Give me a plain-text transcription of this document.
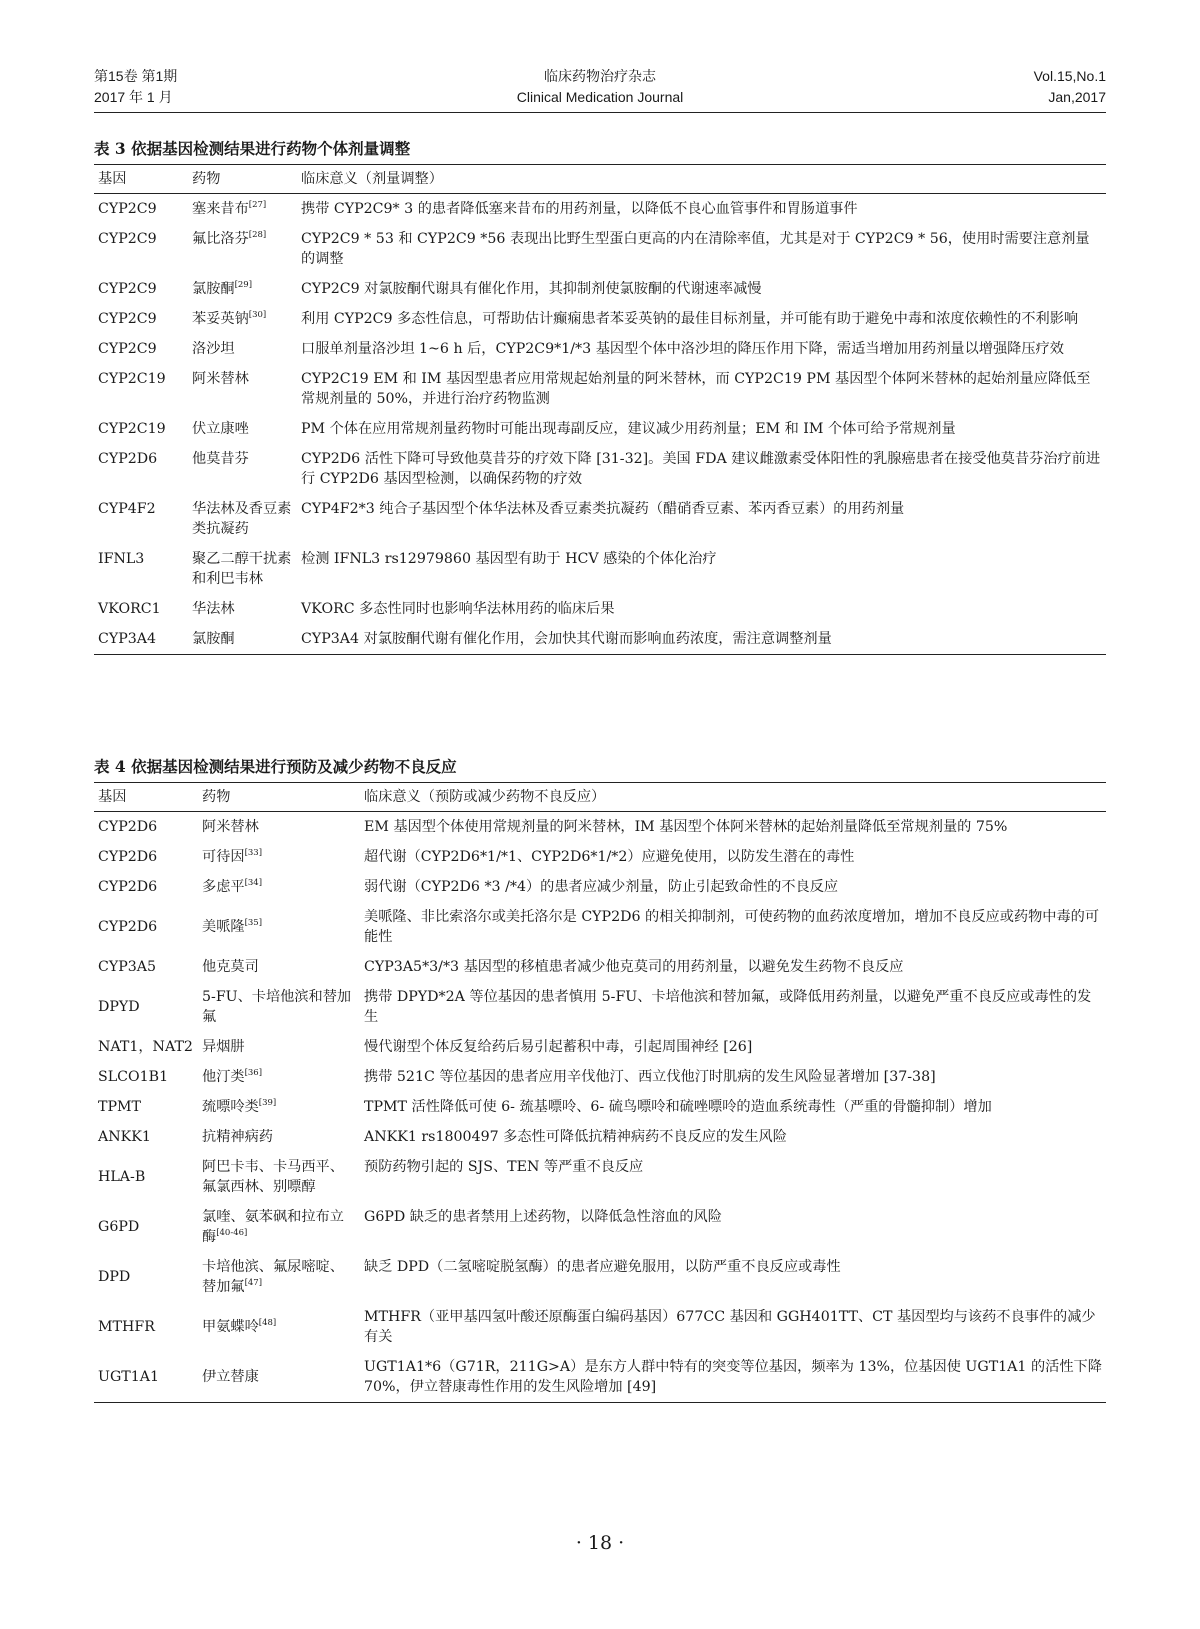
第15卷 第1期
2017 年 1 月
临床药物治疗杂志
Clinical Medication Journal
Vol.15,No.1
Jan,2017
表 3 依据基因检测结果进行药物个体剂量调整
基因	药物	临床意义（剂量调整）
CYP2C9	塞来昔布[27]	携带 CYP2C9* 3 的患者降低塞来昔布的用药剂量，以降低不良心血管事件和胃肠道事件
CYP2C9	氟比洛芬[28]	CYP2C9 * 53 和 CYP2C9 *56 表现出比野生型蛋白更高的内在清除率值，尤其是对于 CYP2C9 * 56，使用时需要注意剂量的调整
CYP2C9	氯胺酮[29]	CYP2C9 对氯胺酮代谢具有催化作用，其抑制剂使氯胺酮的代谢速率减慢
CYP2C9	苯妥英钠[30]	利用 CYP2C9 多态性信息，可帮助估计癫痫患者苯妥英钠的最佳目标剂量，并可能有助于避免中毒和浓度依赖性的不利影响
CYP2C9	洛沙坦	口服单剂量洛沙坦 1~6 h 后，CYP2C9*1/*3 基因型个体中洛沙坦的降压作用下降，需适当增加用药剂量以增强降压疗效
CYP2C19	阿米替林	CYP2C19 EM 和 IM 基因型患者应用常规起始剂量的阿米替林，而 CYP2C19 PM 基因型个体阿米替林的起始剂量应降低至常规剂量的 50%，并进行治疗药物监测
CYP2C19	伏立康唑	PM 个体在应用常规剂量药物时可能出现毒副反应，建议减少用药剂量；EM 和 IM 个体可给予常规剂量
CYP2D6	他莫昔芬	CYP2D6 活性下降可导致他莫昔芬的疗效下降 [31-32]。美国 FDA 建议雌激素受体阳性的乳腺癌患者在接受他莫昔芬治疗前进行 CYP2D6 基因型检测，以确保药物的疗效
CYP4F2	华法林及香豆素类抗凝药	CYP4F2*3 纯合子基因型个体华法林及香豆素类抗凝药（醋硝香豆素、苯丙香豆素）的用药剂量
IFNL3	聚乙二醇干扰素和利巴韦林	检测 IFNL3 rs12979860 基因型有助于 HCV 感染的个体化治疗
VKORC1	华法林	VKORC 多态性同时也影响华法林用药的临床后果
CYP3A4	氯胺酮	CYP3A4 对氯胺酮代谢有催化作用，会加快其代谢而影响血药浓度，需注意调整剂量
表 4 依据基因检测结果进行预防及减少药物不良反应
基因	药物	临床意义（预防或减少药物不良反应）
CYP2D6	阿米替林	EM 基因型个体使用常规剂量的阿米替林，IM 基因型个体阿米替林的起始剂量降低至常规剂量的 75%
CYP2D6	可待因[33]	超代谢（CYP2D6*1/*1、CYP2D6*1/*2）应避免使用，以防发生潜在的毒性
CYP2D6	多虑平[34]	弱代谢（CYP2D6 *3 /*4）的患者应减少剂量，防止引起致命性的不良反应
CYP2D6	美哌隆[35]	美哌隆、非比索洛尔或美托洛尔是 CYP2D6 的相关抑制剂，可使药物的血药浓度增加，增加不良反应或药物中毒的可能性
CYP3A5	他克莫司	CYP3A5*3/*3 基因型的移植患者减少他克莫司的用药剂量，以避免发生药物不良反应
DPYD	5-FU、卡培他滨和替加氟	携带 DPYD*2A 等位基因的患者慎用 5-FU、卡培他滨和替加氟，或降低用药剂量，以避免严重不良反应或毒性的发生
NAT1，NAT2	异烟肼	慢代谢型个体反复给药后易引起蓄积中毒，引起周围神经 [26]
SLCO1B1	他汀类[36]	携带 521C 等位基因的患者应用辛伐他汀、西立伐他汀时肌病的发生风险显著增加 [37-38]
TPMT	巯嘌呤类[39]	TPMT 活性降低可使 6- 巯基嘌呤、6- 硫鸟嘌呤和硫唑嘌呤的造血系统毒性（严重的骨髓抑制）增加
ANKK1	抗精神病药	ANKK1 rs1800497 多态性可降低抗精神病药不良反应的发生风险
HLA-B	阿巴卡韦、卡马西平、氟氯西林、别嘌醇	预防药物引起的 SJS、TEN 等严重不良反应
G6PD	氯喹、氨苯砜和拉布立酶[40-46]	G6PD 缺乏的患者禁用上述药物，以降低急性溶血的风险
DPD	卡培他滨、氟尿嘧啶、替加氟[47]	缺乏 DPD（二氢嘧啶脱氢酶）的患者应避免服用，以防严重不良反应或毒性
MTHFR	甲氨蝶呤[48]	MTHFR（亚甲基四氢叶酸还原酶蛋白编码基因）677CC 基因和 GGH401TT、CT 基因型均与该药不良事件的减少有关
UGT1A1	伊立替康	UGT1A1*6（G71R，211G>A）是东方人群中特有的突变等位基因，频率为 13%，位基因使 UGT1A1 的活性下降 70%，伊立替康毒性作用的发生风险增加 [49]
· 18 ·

### STATED EXERCISE
Pull out each line holding the string "阿米替林".

### EXPECTED ANSWER
CYP2C19	阿米替林	CYP2C19 EM 和 IM 基因型患者应用常规起始剂量的阿米替林，而 CYP2C19 PM 基因型个体阿米替林的起始剂量应降低至常规剂量的 50%，并进行治疗药物监测
CYP2D6	阿米替林	EM 基因型个体使用常规剂量的阿米替林，IM 基因型个体阿米替林的起始剂量降低至常规剂量的 75%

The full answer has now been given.